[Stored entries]
----

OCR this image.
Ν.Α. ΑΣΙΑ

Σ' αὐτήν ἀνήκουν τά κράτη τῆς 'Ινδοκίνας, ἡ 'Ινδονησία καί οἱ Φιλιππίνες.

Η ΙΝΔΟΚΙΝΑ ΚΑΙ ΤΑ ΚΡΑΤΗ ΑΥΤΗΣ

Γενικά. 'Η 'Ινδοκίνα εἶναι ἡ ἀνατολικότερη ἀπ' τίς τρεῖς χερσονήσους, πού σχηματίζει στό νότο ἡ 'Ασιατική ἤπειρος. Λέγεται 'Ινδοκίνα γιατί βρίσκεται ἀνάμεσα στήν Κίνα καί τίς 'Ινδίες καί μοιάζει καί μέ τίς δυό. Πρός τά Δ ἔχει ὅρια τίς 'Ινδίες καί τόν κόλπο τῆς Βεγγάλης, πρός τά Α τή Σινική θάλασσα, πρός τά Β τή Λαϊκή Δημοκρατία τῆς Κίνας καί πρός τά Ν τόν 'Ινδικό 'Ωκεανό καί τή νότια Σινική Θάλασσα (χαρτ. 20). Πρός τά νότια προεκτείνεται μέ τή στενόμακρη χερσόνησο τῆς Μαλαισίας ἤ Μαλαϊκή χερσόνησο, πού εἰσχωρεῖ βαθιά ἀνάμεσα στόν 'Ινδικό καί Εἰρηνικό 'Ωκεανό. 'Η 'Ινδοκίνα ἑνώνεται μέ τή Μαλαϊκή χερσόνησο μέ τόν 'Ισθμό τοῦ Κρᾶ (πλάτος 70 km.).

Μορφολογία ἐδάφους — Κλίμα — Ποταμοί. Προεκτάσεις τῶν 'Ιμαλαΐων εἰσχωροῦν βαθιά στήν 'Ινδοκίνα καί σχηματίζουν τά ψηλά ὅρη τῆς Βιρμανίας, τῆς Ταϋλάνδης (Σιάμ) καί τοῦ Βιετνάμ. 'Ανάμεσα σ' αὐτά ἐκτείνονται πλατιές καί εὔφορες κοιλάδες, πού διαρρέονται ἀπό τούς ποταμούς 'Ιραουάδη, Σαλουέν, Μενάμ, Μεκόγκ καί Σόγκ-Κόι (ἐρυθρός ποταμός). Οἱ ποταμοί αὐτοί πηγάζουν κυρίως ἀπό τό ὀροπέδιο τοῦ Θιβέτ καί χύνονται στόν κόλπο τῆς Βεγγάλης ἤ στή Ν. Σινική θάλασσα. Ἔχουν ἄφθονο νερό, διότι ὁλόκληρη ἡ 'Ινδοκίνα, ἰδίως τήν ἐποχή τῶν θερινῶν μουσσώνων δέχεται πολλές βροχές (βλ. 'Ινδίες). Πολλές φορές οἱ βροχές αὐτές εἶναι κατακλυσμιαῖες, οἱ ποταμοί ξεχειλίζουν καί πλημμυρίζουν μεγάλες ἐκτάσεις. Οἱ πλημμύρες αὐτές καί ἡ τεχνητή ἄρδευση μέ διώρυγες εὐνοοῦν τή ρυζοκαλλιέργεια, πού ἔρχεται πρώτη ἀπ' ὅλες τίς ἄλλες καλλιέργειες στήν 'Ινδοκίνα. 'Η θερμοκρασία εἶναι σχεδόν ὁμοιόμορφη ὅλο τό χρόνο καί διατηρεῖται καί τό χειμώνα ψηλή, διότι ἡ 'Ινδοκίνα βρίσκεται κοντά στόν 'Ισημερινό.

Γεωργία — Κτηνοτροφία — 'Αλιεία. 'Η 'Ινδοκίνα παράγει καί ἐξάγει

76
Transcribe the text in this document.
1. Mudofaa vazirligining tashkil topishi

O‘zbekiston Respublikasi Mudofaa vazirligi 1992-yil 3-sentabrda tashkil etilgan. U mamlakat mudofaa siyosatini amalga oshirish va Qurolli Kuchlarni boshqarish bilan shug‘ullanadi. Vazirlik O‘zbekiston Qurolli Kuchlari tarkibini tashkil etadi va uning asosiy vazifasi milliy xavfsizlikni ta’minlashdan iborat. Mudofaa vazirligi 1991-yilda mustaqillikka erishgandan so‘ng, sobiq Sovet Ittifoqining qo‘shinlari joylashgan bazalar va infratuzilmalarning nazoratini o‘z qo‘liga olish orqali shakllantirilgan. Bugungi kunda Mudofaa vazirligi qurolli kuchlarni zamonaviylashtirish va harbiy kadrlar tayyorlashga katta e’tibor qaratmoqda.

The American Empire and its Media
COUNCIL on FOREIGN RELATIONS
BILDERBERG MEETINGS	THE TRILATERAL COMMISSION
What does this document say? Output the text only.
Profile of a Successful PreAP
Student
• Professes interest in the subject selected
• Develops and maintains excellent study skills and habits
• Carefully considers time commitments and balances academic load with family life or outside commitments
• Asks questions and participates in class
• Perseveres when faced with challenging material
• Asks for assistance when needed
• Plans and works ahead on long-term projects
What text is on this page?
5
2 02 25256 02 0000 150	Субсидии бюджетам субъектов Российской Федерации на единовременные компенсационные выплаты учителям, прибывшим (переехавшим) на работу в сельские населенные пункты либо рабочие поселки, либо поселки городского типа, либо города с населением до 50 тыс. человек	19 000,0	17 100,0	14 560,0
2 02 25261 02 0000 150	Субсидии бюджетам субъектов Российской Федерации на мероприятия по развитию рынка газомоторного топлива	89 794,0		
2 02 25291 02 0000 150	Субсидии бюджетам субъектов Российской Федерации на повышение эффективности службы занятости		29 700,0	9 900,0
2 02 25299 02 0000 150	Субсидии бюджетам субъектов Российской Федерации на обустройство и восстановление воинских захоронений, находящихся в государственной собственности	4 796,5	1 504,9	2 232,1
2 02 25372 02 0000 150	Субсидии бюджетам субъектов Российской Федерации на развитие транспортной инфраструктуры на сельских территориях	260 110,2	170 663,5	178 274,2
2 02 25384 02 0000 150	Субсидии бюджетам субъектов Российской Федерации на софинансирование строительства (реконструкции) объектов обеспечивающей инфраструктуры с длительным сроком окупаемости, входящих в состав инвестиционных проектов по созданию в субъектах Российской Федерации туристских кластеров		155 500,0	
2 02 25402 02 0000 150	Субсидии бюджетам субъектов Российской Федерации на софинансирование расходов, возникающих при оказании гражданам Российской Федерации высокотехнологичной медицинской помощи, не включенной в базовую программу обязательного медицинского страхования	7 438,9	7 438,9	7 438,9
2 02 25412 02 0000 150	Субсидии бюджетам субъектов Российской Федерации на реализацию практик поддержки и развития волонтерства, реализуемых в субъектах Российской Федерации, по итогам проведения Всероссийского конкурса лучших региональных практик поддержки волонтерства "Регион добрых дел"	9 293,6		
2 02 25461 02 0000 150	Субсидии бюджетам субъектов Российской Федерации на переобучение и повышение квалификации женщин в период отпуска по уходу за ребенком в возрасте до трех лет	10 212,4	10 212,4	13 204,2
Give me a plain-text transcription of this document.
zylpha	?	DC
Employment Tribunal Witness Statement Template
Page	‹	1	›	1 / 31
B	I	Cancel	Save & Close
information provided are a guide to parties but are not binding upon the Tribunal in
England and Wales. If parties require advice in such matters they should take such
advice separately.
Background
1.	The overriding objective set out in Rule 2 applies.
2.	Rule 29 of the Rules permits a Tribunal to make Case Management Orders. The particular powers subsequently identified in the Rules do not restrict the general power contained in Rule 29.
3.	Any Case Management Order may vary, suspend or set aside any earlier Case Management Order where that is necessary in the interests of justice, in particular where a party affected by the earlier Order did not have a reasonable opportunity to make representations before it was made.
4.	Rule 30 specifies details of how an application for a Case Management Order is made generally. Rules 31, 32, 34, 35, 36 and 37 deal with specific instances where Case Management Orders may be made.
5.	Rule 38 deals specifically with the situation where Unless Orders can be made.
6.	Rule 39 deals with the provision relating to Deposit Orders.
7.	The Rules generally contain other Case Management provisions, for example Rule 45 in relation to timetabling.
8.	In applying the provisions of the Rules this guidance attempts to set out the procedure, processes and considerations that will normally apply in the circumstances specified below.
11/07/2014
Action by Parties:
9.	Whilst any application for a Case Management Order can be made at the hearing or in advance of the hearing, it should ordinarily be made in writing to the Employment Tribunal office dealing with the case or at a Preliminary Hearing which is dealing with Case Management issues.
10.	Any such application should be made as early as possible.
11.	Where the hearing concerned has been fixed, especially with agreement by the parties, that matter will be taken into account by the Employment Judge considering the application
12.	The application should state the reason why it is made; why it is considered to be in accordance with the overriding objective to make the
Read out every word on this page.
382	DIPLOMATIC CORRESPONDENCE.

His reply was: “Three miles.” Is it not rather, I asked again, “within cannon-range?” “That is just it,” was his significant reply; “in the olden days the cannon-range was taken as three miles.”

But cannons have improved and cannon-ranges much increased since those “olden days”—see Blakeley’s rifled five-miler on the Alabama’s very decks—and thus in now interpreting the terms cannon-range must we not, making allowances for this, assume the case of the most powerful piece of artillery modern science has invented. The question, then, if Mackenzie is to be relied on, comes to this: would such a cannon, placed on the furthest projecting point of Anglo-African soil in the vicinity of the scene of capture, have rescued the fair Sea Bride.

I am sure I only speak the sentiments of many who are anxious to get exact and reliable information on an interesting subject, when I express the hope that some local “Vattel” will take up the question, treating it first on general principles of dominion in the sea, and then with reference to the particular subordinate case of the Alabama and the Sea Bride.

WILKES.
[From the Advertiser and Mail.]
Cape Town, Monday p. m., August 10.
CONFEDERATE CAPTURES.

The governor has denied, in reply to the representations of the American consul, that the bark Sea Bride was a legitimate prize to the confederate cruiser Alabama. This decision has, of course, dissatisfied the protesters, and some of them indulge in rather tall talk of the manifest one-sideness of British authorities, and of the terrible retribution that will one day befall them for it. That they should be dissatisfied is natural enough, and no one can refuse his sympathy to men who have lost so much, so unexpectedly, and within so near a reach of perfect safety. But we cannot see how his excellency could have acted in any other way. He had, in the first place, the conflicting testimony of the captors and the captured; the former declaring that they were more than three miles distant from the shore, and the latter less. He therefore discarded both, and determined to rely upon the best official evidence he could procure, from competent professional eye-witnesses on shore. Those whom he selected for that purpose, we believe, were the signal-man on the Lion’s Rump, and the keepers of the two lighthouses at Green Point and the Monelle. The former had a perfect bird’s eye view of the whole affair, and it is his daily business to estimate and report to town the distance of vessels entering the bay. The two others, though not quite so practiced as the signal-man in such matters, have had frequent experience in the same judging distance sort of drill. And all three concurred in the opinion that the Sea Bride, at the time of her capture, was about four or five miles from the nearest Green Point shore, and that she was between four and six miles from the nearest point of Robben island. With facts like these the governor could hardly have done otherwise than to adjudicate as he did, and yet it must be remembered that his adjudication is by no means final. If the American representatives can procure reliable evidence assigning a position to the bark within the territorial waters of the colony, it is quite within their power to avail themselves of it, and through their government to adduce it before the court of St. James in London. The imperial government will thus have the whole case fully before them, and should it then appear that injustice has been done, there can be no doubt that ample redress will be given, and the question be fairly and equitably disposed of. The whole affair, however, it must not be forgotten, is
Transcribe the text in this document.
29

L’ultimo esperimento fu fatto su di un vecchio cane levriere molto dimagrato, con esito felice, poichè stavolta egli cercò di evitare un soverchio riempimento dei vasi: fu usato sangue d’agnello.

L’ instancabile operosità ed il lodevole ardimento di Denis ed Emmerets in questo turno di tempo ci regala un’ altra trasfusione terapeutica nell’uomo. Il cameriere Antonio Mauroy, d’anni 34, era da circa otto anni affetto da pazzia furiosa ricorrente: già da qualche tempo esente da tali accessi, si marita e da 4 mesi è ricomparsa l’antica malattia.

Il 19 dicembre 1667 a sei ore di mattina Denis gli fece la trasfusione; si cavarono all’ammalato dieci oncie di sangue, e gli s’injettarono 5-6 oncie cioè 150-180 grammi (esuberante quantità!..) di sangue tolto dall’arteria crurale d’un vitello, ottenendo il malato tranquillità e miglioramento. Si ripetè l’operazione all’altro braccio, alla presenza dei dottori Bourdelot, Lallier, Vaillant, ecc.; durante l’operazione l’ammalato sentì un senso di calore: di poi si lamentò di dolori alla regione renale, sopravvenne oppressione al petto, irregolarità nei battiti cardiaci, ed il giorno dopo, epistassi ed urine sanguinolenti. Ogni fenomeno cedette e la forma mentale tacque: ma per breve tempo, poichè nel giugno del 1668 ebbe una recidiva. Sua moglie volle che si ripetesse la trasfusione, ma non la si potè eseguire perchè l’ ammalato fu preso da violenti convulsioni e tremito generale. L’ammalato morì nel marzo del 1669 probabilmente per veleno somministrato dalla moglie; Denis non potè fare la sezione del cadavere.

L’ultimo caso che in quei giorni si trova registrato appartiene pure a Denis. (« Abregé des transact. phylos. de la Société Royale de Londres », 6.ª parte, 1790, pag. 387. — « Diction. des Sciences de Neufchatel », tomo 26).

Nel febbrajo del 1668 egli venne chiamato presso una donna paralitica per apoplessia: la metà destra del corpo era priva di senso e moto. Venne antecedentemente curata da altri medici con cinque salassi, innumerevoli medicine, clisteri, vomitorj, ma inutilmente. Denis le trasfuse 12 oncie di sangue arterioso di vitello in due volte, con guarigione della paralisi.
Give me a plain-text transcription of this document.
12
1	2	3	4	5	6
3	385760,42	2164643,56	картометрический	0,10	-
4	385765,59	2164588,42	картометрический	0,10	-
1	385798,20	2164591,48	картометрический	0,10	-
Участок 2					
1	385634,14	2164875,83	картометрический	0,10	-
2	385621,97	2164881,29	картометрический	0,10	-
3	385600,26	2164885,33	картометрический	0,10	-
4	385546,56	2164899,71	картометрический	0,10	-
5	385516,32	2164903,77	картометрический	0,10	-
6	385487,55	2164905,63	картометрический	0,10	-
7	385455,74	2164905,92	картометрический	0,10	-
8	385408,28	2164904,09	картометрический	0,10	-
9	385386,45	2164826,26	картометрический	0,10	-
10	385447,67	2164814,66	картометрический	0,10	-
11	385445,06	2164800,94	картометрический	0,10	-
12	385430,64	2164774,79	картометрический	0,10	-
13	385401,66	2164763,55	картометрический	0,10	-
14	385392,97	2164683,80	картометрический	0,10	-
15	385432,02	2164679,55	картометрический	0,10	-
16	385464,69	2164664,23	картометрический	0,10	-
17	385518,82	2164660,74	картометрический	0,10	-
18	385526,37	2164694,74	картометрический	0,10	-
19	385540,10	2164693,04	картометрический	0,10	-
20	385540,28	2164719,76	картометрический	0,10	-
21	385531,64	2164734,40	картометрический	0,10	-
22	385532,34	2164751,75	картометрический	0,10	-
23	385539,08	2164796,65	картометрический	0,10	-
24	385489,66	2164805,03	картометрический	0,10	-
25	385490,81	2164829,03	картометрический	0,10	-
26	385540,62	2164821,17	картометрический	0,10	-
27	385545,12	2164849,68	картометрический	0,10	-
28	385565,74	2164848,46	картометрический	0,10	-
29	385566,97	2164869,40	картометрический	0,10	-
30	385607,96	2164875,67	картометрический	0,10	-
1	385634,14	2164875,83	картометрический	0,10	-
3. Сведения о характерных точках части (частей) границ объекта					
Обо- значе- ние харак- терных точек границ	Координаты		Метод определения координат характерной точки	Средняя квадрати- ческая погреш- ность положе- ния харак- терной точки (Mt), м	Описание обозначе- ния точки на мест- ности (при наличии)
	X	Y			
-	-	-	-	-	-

----

Description of the task: Gather all lines from the listing above in which "egli" occurs.

Output of the exercise:
L’ultimo esperimento fu fatto su di un vecchio cane levriere molto dimagrato, con esito felice, poichè stavolta egli cercò di evitare un soverchio riempimento dei vasi: fu usato sangue d’agnello.
Nel febbrajo del 1668 egli venne chiamato presso una donna paralitica per apoplessia: la metà destra del corpo era priva di senso e moto. Venne antecedentemente curata da altri medici con cinque salassi, innumerevoli medicine, clisteri, vomitorj, ma inutilmente. Denis le trasfuse 12 oncie di sangue arterioso di vitello in due volte, con guarigione della paralisi.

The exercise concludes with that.